Determine the number of lines where "düşük" occurs and reply with that number by itself.

- RECORDS TO PROCESS -
——————

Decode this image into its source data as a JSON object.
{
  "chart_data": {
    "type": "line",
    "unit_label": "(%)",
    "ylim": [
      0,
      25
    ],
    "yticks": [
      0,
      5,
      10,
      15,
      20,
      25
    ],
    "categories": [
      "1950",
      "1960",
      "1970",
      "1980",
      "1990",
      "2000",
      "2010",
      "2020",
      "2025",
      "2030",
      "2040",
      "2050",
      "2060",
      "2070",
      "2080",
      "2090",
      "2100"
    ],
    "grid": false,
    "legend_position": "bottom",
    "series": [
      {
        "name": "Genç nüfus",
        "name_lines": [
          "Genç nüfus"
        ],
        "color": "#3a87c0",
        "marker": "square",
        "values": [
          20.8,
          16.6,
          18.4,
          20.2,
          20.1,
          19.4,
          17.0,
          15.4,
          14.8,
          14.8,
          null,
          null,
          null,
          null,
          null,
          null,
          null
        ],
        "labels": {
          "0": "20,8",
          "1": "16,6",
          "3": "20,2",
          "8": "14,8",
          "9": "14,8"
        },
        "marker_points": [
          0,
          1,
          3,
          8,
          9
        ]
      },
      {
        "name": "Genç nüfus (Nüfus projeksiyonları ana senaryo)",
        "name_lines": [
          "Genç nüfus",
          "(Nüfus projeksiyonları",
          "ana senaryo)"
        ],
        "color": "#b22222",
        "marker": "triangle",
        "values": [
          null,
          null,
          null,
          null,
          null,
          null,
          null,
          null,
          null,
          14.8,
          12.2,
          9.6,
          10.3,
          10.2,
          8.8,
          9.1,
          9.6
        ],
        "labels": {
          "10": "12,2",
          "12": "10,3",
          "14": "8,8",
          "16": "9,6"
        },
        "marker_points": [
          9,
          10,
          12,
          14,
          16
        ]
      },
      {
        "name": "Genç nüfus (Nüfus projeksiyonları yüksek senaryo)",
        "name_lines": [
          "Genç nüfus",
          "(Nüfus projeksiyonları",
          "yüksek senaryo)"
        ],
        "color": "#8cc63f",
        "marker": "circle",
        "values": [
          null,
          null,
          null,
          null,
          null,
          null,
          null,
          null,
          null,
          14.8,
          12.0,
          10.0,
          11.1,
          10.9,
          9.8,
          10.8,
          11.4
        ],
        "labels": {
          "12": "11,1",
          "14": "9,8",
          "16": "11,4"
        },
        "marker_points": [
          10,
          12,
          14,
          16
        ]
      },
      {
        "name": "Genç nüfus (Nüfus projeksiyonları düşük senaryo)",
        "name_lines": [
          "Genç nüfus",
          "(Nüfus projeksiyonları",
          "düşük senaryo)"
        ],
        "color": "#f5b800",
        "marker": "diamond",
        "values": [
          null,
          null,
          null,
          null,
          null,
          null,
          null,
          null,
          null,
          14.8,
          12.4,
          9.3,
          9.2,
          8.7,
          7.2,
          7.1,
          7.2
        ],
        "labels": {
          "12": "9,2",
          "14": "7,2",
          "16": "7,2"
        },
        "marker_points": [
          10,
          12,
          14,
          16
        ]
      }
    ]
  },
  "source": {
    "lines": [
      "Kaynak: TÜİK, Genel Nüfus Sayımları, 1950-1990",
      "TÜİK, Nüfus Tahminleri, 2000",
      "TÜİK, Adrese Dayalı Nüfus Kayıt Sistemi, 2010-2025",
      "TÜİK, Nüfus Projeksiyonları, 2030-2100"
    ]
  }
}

——————

- TASK SOLUTION -
2